Task requirements: Every entry needs to be printed exactly, please.

Records for processing:
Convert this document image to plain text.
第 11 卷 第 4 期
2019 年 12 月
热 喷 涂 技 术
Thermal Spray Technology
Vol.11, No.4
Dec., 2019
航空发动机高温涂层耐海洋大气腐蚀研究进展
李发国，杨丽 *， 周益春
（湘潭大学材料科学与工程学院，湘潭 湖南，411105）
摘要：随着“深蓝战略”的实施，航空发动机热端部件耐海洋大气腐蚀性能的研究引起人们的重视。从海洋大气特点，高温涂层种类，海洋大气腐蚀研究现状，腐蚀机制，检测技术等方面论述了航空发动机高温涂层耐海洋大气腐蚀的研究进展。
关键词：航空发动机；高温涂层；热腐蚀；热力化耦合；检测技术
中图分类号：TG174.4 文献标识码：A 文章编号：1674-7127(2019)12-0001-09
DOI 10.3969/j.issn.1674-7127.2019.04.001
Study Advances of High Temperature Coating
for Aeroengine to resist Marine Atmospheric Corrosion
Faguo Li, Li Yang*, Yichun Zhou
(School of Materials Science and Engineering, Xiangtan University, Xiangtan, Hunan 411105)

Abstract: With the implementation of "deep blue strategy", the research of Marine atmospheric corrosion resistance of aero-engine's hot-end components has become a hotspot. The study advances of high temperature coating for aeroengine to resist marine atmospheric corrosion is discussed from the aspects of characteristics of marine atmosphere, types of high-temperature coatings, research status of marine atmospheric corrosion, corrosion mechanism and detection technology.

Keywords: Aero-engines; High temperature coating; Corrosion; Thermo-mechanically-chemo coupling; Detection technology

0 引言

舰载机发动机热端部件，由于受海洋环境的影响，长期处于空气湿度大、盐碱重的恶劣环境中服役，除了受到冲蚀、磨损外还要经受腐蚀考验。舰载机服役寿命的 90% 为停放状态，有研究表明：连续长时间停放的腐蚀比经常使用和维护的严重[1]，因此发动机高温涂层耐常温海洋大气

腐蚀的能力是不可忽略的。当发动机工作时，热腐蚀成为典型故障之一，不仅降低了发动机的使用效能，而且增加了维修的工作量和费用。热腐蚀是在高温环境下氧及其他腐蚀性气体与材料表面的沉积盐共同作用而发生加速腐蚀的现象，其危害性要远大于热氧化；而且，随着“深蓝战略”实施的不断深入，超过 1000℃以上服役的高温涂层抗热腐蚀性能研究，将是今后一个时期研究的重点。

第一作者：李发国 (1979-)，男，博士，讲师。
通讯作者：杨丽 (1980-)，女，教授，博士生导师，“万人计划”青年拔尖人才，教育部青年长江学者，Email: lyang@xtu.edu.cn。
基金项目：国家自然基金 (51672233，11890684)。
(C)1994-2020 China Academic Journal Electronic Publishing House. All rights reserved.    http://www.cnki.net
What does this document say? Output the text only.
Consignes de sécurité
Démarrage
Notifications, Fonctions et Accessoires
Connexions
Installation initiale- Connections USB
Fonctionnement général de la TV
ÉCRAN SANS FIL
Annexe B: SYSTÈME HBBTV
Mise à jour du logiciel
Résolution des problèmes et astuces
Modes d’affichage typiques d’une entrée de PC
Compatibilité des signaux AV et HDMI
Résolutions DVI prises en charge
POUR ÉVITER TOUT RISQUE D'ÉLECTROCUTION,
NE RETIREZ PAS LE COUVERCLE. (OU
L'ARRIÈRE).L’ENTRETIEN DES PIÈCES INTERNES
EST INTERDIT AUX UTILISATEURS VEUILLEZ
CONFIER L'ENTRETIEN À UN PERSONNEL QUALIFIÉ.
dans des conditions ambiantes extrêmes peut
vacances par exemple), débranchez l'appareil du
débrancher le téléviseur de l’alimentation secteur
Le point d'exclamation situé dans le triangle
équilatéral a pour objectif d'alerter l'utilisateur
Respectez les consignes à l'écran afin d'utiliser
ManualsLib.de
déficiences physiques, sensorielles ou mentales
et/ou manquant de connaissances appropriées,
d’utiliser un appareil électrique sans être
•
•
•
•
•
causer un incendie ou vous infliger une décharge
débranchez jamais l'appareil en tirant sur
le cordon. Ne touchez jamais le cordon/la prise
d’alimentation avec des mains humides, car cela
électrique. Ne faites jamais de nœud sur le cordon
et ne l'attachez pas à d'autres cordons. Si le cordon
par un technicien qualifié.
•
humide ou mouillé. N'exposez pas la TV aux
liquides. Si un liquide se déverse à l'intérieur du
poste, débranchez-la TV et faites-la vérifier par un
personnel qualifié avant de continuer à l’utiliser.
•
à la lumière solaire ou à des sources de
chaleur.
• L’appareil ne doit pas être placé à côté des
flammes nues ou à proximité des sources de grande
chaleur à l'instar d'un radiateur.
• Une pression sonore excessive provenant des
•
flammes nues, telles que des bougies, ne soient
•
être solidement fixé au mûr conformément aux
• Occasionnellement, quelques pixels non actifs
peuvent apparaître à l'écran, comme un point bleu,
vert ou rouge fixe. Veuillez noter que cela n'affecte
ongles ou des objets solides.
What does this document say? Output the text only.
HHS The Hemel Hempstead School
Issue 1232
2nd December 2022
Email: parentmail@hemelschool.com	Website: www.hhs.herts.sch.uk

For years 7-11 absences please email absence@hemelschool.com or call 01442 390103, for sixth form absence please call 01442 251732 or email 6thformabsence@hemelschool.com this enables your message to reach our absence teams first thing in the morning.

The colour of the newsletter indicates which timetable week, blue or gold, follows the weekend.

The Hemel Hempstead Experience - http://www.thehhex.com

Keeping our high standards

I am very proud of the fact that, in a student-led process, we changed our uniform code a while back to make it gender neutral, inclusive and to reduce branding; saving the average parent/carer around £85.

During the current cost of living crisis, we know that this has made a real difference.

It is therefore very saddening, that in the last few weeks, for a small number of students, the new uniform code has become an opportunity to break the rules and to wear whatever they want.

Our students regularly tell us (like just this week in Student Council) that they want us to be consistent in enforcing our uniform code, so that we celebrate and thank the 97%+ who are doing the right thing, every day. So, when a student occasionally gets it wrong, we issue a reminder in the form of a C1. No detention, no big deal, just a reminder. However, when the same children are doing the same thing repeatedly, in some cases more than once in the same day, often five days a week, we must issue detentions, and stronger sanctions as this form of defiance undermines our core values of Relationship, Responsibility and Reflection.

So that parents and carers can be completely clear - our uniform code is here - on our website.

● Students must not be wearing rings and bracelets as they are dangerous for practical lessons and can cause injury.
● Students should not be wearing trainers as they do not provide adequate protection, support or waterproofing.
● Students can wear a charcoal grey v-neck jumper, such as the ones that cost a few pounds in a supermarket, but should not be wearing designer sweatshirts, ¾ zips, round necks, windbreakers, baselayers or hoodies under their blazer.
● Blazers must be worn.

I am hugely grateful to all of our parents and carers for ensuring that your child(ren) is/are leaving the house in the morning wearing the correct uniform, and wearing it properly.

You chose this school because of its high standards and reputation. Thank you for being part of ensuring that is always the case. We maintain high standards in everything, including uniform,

Problem solution:
Convert this document image to plain text.
第 11 卷 第 4 期
2019 年 12 月
热 喷 涂 技 术
Thermal Spray Technology
Vol.11, No.4
Dec., 2019
航空发动机高温涂层耐海洋大气腐蚀研究进展
李发国，杨丽 *， 周益春
（湘潭大学材料科学与工程学院，湘潭 湖南，411105）
摘要：随着“深蓝战略”的实施，航空发动机热端部件耐海洋大气腐蚀性能的研究引起人们的重视。从海洋大气特点，高温涂层种类，海洋大气腐蚀研究现状，腐蚀机制，检测技术等方面论述了航空发动机高温涂层耐海洋大气腐蚀的研究进展。
关键词：航空发动机；高温涂层；热腐蚀；热力化耦合；检测技术
中图分类号：TG174.4 文献标识码：A 文章编号：1674-7127(2019)12-0001-09
DOI 10.3969/j.issn.1674-7127.2019.04.001
Study Advances of High Temperature Coating
for Aeroengine to resist Marine Atmospheric Corrosion
Faguo Li, Li Yang*, Yichun Zhou
(School of Materials Science and Engineering, Xiangtan University, Xiangtan, Hunan 411105)

Abstract: With the implementation of "deep blue strategy", the research of Marine atmospheric corrosion resistance of aero-engine's hot-end components has become a hotspot. The study advances of high temperature coating for aeroengine to resist marine atmospheric corrosion is discussed from the aspects of characteristics of marine atmosphere, types of high-temperature coatings, research status of marine atmospheric corrosion, corrosion mechanism and detection technology.

Keywords: Aero-engines; High temperature coating; Corrosion; Thermo-mechanically-chemo coupling; Detection technology

0 引言

舰载机发动机热端部件，由于受海洋环境的影响，长期处于空气湿度大、盐碱重的恶劣环境中服役，除了受到冲蚀、磨损外还要经受腐蚀考验。舰载机服役寿命的 90% 为停放状态，有研究表明：连续长时间停放的腐蚀比经常使用和维护的严重[1]，因此发动机高温涂层耐常温海洋大气

腐蚀的能力是不可忽略的。当发动机工作时，热腐蚀成为典型故障之一，不仅降低了发动机的使用效能，而且增加了维修的工作量和费用。热腐蚀是在高温环境下氧及其他腐蚀性气体与材料表面的沉积盐共同作用而发生加速腐蚀的现象，其危害性要远大于热氧化；而且，随着“深蓝战略”实施的不断深入，超过 1000℃以上服役的高温涂层抗热腐蚀性能研究，将是今后一个时期研究的重点。

第一作者：李发国 (1979-)，男，博士，讲师。
通讯作者：杨丽 (1980-)，女，教授，博士生导师，“万人计划”青年拔尖人才，教育部青年长江学者，Email: lyang@xtu.edu.cn。
基金项目：国家自然基金 (51672233，11890684)。
(C)1994-2020 China Academic Journal Electronic Publishing House. All rights reserved.    http://www.cnki.net
What does this document say? Output the text only.
Consignes de sécurité
Démarrage
Notifications, Fonctions et Accessoires
Connexions
Installation initiale- Connections USB
Fonctionnement général de la TV
ÉCRAN SANS FIL
Annexe B: SYSTÈME HBBTV
Mise à jour du logiciel
Résolution des problèmes et astuces
Modes d’affichage typiques d’une entrée de PC
Compatibilité des signaux AV et HDMI
Résolutions DVI prises en charge
POUR ÉVITER TOUT RISQUE D'ÉLECTROCUTION,
NE RETIREZ PAS LE COUVERCLE. (OU
L'ARRIÈRE).L’ENTRETIEN DES PIÈCES INTERNES
EST INTERDIT AUX UTILISATEURS VEUILLEZ
CONFIER L'ENTRETIEN À UN PERSONNEL QUALIFIÉ.
dans des conditions ambiantes extrêmes peut
vacances par exemple), débranchez l'appareil du
débrancher le téléviseur de l’alimentation secteur
Le point d'exclamation situé dans le triangle
équilatéral a pour objectif d'alerter l'utilisateur
Respectez les consignes à l'écran afin d'utiliser
ManualsLib.de
déficiences physiques, sensorielles ou mentales
et/ou manquant de connaissances appropriées,
d’utiliser un appareil électrique sans être
•
•
•
•
•
causer un incendie ou vous infliger une décharge
débranchez jamais l'appareil en tirant sur
le cordon. Ne touchez jamais le cordon/la prise
d’alimentation avec des mains humides, car cela
électrique. Ne faites jamais de nœud sur le cordon
et ne l'attachez pas à d'autres cordons. Si le cordon
par un technicien qualifié.
•
humide ou mouillé. N'exposez pas la TV aux
liquides. Si un liquide se déverse à l'intérieur du
poste, débranchez-la TV et faites-la vérifier par un
personnel qualifié avant de continuer à l’utiliser.
•
à la lumière solaire ou à des sources de
chaleur.
• L’appareil ne doit pas être placé à côté des
flammes nues ou à proximité des sources de grande
chaleur à l'instar d'un radiateur.
• Une pression sonore excessive provenant des
•
flammes nues, telles que des bougies, ne soient
•
être solidement fixé au mûr conformément aux
• Occasionnellement, quelques pixels non actifs
peuvent apparaître à l'écran, comme un point bleu,
vert ou rouge fixe. Veuillez noter que cela n'affecte
ongles ou des objets solides.
What does this document say? Output the text only.
HHS The Hemel Hempstead School
Issue 1232
2nd December 2022
Email: parentmail@hemelschool.com	Website: www.hhs.herts.sch.uk

For years 7-11 absences please email absence@hemelschool.com or call 01442 390103, for sixth form absence please call 01442 251732 or email 6thformabsence@hemelschool.com this enables your message to reach our absence teams first thing in the morning.

The colour of the newsletter indicates which timetable week, blue or gold, follows the weekend.

The Hemel Hempstead Experience - http://www.thehhex.com

Keeping our high standards

I am very proud of the fact that, in a student-led process, we changed our uniform code a while back to make it gender neutral, inclusive and to reduce branding; saving the average parent/carer around £85.

During the current cost of living crisis, we know that this has made a real difference.

It is therefore very saddening, that in the last few weeks, for a small number of students, the new uniform code has become an opportunity to break the rules and to wear whatever they want.

Our students regularly tell us (like just this week in Student Council) that they want us to be consistent in enforcing our uniform code, so that we celebrate and thank the 97%+ who are doing the right thing, every day. So, when a student occasionally gets it wrong, we issue a reminder in the form of a C1. No detention, no big deal, just a reminder. However, when the same children are doing the same thing repeatedly, in some cases more than once in the same day, often five days a week, we must issue detentions, and stronger sanctions as this form of defiance undermines our core values of Relationship, Responsibility and Reflection.

So that parents and carers can be completely clear - our uniform code is here - on our website.

● Students must not be wearing rings and bracelets as they are dangerous for practical lessons and can cause injury.
● Students should not be wearing trainers as they do not provide adequate protection, support or waterproofing.
● Students can wear a charcoal grey v-neck jumper, such as the ones that cost a few pounds in a supermarket, but should not be wearing designer sweatshirts, ¾ zips, round necks, windbreakers, baselayers or hoodies under their blazer.
● Blazers must be worn.

I am hugely grateful to all of our parents and carers for ensuring that your child(ren) is/are leaving the house in the morning wearing the correct uniform, and wearing it properly.

You chose this school because of its high standards and reputation. Thank you for being part of ensuring that is always the case. We maintain high standards in everything, including uniform,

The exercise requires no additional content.